**Requirements**
Identify every line in the records below that contains the word "Pause", and copy each of those lines.

Stored dataset items:
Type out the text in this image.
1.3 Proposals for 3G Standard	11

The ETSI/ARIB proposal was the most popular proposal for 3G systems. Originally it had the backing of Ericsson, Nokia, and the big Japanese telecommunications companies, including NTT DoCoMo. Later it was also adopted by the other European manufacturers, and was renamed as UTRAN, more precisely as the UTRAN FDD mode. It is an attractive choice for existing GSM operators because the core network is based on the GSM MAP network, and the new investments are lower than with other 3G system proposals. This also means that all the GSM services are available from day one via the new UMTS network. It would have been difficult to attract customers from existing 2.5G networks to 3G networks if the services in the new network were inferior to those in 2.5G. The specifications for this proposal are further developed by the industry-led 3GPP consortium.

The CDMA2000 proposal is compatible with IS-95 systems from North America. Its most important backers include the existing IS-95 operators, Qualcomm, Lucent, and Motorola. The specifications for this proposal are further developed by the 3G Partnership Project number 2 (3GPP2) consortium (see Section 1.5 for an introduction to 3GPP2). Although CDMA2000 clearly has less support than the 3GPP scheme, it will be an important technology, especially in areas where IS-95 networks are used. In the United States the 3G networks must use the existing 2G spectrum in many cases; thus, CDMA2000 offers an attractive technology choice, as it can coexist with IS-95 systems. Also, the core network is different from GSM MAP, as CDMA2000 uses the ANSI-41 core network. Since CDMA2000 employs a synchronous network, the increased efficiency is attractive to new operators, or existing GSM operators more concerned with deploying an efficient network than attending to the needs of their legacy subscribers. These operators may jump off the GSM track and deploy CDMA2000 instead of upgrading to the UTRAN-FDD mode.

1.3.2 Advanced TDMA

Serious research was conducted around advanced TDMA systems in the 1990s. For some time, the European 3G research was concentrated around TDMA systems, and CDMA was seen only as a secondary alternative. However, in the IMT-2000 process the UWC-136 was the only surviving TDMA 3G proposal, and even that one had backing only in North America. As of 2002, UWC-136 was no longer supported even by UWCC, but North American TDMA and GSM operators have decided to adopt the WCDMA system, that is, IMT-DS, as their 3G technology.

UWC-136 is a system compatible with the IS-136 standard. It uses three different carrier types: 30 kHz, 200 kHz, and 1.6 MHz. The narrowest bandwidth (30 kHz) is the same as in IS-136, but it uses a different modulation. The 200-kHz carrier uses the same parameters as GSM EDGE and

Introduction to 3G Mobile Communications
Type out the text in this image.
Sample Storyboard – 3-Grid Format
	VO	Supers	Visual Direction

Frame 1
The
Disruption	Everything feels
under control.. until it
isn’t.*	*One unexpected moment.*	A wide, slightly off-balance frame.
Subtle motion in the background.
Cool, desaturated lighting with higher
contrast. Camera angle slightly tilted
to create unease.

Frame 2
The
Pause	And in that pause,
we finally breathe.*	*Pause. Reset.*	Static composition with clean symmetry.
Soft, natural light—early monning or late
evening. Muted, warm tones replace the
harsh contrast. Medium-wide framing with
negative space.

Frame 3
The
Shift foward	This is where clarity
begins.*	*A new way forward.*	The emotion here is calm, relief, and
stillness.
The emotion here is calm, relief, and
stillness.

**Response**
Pause	And in that pause,
we finally breathe.*	*Pause. Reset.*	Static composition with clean symmetry.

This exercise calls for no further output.